GIVEN EXERCISE>
The entries below are to be repeated exactly as they stand.

Stored data:

## Begin

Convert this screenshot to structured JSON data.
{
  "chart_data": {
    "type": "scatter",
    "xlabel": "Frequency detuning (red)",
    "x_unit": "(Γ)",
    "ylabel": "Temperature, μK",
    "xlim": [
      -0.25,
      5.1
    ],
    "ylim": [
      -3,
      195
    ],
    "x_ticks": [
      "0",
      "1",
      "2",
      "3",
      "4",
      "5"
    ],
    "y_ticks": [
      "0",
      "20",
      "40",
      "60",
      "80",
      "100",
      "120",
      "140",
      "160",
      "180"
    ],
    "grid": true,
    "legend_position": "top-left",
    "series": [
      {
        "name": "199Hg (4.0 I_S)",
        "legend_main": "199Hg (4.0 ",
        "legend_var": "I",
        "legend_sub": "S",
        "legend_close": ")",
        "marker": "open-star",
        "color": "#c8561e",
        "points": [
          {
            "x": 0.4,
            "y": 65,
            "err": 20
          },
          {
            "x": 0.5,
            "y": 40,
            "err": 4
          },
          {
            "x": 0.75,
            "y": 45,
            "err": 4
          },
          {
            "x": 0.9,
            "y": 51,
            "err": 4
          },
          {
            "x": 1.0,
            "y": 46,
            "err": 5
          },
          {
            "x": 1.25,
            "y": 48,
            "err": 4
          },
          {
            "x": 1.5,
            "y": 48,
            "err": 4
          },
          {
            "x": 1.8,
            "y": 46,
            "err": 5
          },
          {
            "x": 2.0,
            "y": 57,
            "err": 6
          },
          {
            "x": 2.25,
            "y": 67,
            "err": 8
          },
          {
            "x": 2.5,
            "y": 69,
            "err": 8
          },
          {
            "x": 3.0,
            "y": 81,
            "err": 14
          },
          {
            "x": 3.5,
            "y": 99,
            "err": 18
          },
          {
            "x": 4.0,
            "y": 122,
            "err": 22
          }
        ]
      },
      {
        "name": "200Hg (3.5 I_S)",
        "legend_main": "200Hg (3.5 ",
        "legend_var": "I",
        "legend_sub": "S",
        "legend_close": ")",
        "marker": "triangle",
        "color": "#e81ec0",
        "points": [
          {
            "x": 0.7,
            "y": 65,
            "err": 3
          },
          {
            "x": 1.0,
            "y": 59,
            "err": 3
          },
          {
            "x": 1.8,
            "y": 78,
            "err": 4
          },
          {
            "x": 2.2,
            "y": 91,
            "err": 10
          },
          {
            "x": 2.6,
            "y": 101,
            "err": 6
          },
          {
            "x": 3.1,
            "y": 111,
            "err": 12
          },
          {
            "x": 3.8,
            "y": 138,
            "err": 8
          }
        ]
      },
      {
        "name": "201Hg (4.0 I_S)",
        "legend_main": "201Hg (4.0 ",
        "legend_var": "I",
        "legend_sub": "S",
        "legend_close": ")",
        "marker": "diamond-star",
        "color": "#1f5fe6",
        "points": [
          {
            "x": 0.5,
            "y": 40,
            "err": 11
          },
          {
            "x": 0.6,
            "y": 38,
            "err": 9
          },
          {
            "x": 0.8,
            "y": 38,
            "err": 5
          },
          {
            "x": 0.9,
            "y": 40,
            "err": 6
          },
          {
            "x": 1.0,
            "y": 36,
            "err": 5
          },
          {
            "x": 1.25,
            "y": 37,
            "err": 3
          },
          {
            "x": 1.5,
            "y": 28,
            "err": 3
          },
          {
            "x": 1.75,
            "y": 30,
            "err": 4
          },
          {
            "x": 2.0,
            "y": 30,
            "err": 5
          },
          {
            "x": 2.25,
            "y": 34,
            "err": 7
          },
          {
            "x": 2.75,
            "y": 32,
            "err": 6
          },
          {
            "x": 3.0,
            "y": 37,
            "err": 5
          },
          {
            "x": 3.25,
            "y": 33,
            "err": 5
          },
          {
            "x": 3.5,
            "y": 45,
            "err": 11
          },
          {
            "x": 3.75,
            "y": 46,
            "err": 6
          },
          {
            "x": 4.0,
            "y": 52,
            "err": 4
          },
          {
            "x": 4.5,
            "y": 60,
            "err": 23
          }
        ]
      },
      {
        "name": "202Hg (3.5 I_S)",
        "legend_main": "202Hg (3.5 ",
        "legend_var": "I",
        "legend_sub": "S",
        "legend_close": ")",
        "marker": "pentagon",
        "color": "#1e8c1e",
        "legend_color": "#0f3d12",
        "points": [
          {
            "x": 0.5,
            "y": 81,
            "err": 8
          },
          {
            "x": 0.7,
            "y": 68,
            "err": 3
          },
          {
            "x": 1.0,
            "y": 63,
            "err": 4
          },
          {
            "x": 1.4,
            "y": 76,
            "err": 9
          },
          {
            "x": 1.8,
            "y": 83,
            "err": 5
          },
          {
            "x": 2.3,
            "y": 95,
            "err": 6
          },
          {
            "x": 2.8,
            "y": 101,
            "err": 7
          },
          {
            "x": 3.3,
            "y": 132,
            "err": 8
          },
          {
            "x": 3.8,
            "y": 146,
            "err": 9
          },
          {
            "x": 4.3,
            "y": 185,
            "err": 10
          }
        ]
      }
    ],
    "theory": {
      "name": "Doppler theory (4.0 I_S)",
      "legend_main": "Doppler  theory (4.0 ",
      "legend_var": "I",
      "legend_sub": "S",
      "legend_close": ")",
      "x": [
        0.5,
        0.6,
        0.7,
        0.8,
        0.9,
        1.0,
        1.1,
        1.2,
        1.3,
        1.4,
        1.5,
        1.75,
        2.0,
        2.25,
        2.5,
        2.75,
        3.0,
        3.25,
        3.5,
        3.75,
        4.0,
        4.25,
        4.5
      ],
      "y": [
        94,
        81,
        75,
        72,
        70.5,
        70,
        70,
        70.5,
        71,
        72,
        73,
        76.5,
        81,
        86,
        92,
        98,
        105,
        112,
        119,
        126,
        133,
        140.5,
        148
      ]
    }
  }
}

## End

THE COMPLETED TASK>
Convert this screenshot to structured JSON data.
{
  "chart_data": {
    "type": "scatter",
    "xlabel": "Frequency detuning (red)",
    "x_unit": "(Γ)",
    "ylabel": "Temperature, μK",
    "xlim": [
      -0.25,
      5.1
    ],
    "ylim": [
      -3,
      195
    ],
    "x_ticks": [
      "0",
      "1",
      "2",
      "3",
      "4",
      "5"
    ],
    "y_ticks": [
      "0",
      "20",
      "40",
      "60",
      "80",
      "100",
      "120",
      "140",
      "160",
      "180"
    ],
    "grid": true,
    "legend_position": "top-left",
    "series": [
      {
        "name": "199Hg (4.0 I_S)",
        "legend_main": "199Hg (4.0 ",
        "legend_var": "I",
        "legend_sub": "S",
        "legend_close": ")",
        "marker": "open-star",
        "color": "#c8561e",
        "points": [
          {
            "x": 0.4,
            "y": 65,
            "err": 20
          },
          {
            "x": 0.5,
            "y": 40,
            "err": 4
          },
          {
            "x": 0.75,
            "y": 45,
            "err": 4
          },
          {
            "x": 0.9,
            "y": 51,
            "err": 4
          },
          {
            "x": 1.0,
            "y": 46,
            "err": 5
          },
          {
            "x": 1.25,
            "y": 48,
            "err": 4
          },
          {
            "x": 1.5,
            "y": 48,
            "err": 4
          },
          {
            "x": 1.8,
            "y": 46,
            "err": 5
          },
          {
            "x": 2.0,
            "y": 57,
            "err": 6
          },
          {
            "x": 2.25,
            "y": 67,
            "err": 8
          },
          {
            "x": 2.5,
            "y": 69,
            "err": 8
          },
          {
            "x": 3.0,
            "y": 81,
            "err": 14
          },
          {
            "x": 3.5,
            "y": 99,
            "err": 18
          },
          {
            "x": 4.0,
            "y": 122,
            "err": 22
          }
        ]
      },
      {
        "name": "200Hg (3.5 I_S)",
        "legend_main": "200Hg (3.5 ",
        "legend_var": "I",
        "legend_sub": "S",
        "legend_close": ")",
        "marker": "triangle",
        "color": "#e81ec0",
        "points": [
          {
            "x": 0.7,
            "y": 65,
            "err": 3
          },
          {
            "x": 1.0,
            "y": 59,
            "err": 3
          },
          {
            "x": 1.8,
            "y": 78,
            "err": 4
          },
          {
            "x": 2.2,
            "y": 91,
            "err": 10
          },
          {
            "x": 2.6,
            "y": 101,
            "err": 6
          },
          {
            "x": 3.1,
            "y": 111,
            "err": 12
          },
          {
            "x": 3.8,
            "y": 138,
            "err": 8
          }
        ]
      },
      {
        "name": "201Hg (4.0 I_S)",
        "legend_main": "201Hg (4.0 ",
        "legend_var": "I",
        "legend_sub": "S",
        "legend_close": ")",
        "marker": "diamond-star",
        "color": "#1f5fe6",
        "points": [
          {
            "x": 0.5,
            "y": 40,
            "err": 11
          },
          {
            "x": 0.6,
            "y": 38,
            "err": 9
          },
          {
            "x": 0.8,
            "y": 38,
            "err": 5
          },
          {
            "x": 0.9,
            "y": 40,
            "err": 6
          },
          {
            "x": 1.0,
            "y": 36,
            "err": 5
          },
          {
            "x": 1.25,
            "y": 37,
            "err": 3
          },
          {
            "x": 1.5,
            "y": 28,
            "err": 3
          },
          {
            "x": 1.75,
            "y": 30,
            "err": 4
          },
          {
            "x": 2.0,
            "y": 30,
            "err": 5
          },
          {
            "x": 2.25,
            "y": 34,
            "err": 7
          },
          {
            "x": 2.75,
            "y": 32,
            "err": 6
          },
          {
            "x": 3.0,
            "y": 37,
            "err": 5
          },
          {
            "x": 3.25,
            "y": 33,
            "err": 5
          },
          {
            "x": 3.5,
            "y": 45,
            "err": 11
          },
          {
            "x": 3.75,
            "y": 46,
            "err": 6
          },
          {
            "x": 4.0,
            "y": 52,
            "err": 4
          },
          {
            "x": 4.5,
            "y": 60,
            "err": 23
          }
        ]
      },
      {
        "name": "202Hg (3.5 I_S)",
        "legend_main": "202Hg (3.5 ",
        "legend_var": "I",
        "legend_sub": "S",
        "legend_close": ")",
        "marker": "pentagon",
        "color": "#1e8c1e",
        "legend_color": "#0f3d12",
        "points": [
          {
            "x": 0.5,
            "y": 81,
            "err": 8
          },
          {
            "x": 0.7,
            "y": 68,
            "err": 3
          },
          {
            "x": 1.0,
            "y": 63,
            "err": 4
          },
          {
            "x": 1.4,
            "y": 76,
            "err": 9
          },
          {
            "x": 1.8,
            "y": 83,
            "err": 5
          },
          {
            "x": 2.3,
            "y": 95,
            "err": 6
          },
          {
            "x": 2.8,
            "y": 101,
            "err": 7
          },
          {
            "x": 3.3,
            "y": 132,
            "err": 8
          },
          {
            "x": 3.8,
            "y": 146,
            "err": 9
          },
          {
            "x": 4.3,
            "y": 185,
            "err": 10
          }
        ]
      }
    ],
    "theory": {
      "name": "Doppler theory (4.0 I_S)",
      "legend_main": "Doppler  theory (4.0 ",
      "legend_var": "I",
      "legend_sub": "S",
      "legend_close": ")",
      "x": [
        0.5,
        0.6,
        0.7,
        0.8,
        0.9,
        1.0,
        1.1,
        1.2,
        1.3,
        1.4,
        1.5,
        1.75,
        2.0,
        2.25,
        2.5,
        2.75,
        3.0,
        3.25,
        3.5,
        3.75,
        4.0,
        4.25,
        4.5
      ],
      "y": [
        94,
        81,
        75,
        72,
        70.5,
        70,
        70,
        70.5,
        71,
        72,
        73,
        76.5,
        81,
        86,
        92,
        98,
        105,
        112,
        119,
        126,
        133,
        140.5,
        148
      ]
    }
  }
}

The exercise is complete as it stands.